Problem to work on.
Here are some records; copy every line that holds the word "text".

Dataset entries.
>> BEGIN
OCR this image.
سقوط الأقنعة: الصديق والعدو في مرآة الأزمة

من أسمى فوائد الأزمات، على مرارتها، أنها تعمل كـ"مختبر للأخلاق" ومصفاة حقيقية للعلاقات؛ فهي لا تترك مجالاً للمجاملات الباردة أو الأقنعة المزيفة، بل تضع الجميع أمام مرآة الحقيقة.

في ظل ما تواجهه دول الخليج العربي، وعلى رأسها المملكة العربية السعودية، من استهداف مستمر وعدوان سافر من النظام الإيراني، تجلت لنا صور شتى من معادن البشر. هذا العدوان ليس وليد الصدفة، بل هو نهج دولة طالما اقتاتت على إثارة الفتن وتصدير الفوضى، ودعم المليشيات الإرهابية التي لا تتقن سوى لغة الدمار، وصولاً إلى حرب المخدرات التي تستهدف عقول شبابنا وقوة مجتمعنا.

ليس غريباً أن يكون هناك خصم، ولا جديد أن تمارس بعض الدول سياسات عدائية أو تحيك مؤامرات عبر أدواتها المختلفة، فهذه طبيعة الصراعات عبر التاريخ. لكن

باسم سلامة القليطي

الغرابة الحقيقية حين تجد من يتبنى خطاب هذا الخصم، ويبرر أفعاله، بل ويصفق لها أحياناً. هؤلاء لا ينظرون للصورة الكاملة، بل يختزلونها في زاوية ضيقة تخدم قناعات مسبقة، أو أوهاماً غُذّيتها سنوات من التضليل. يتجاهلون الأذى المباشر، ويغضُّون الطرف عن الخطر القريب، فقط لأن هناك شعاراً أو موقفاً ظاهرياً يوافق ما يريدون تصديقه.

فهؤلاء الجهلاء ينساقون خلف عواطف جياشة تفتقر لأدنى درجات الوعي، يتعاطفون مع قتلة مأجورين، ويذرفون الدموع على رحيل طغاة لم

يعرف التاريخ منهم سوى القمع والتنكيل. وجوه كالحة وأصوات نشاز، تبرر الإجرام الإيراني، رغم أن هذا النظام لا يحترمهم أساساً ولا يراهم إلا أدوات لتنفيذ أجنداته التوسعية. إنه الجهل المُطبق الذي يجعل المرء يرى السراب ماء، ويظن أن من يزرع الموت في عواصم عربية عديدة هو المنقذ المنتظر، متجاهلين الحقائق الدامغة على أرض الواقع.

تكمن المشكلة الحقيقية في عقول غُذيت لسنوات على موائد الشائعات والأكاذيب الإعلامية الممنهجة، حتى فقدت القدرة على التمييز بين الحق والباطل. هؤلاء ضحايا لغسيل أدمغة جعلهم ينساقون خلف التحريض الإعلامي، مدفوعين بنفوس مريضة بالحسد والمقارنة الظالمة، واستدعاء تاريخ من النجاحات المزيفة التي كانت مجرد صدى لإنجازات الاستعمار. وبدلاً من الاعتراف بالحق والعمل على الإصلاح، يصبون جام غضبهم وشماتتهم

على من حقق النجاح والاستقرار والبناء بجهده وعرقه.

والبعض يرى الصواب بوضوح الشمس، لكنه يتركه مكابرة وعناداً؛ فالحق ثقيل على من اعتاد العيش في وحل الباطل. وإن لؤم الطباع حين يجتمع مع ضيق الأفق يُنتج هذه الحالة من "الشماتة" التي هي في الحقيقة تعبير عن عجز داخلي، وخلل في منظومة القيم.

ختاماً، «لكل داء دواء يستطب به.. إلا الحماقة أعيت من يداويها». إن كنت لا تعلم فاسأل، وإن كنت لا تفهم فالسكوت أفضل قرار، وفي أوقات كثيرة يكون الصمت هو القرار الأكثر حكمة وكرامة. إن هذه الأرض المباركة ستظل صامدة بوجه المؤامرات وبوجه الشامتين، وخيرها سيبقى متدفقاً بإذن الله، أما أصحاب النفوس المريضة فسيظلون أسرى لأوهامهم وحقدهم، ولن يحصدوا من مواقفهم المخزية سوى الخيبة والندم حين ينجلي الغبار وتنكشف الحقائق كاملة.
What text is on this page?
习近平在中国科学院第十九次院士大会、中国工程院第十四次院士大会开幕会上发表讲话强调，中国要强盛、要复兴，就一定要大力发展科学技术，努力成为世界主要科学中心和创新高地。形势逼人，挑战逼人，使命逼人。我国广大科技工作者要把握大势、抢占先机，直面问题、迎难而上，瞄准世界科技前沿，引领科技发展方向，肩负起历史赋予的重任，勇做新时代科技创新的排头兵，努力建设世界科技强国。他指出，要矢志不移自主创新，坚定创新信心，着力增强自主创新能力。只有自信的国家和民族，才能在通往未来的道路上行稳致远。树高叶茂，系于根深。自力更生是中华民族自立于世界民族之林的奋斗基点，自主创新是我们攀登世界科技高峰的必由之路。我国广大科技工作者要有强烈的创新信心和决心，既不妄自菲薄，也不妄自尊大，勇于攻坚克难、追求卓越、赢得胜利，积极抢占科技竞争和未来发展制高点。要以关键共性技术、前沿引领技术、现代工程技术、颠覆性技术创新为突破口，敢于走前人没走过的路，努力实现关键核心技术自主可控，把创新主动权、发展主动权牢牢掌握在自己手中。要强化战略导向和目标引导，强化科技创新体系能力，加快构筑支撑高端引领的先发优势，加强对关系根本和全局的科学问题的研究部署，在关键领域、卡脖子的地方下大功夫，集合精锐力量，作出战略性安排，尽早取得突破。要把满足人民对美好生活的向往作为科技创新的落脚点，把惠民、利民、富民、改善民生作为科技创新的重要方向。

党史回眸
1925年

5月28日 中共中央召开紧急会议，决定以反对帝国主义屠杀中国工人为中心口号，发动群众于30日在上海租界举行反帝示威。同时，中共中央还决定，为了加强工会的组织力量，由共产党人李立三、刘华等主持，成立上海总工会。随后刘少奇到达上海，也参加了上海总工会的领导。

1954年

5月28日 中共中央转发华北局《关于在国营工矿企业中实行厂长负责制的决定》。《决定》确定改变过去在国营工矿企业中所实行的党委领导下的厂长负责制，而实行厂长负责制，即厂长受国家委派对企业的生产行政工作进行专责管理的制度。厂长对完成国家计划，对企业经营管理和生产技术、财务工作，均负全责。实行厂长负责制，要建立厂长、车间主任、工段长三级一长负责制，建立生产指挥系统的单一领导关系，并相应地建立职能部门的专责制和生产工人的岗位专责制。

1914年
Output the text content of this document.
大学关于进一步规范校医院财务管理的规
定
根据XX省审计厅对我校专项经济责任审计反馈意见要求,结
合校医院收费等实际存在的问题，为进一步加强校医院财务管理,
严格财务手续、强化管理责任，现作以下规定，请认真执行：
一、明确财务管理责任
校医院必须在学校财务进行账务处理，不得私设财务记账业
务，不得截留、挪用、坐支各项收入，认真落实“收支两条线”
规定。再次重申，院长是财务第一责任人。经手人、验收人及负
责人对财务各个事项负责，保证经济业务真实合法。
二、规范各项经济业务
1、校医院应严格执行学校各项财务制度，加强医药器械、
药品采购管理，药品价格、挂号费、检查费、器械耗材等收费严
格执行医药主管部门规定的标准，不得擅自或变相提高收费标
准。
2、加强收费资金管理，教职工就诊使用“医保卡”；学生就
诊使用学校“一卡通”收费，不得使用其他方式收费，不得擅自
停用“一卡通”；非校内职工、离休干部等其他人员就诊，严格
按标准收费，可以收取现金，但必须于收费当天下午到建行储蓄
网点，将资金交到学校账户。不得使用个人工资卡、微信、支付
>> END
Answer to this exercise.
What text is on this page?
Output the text content of this document.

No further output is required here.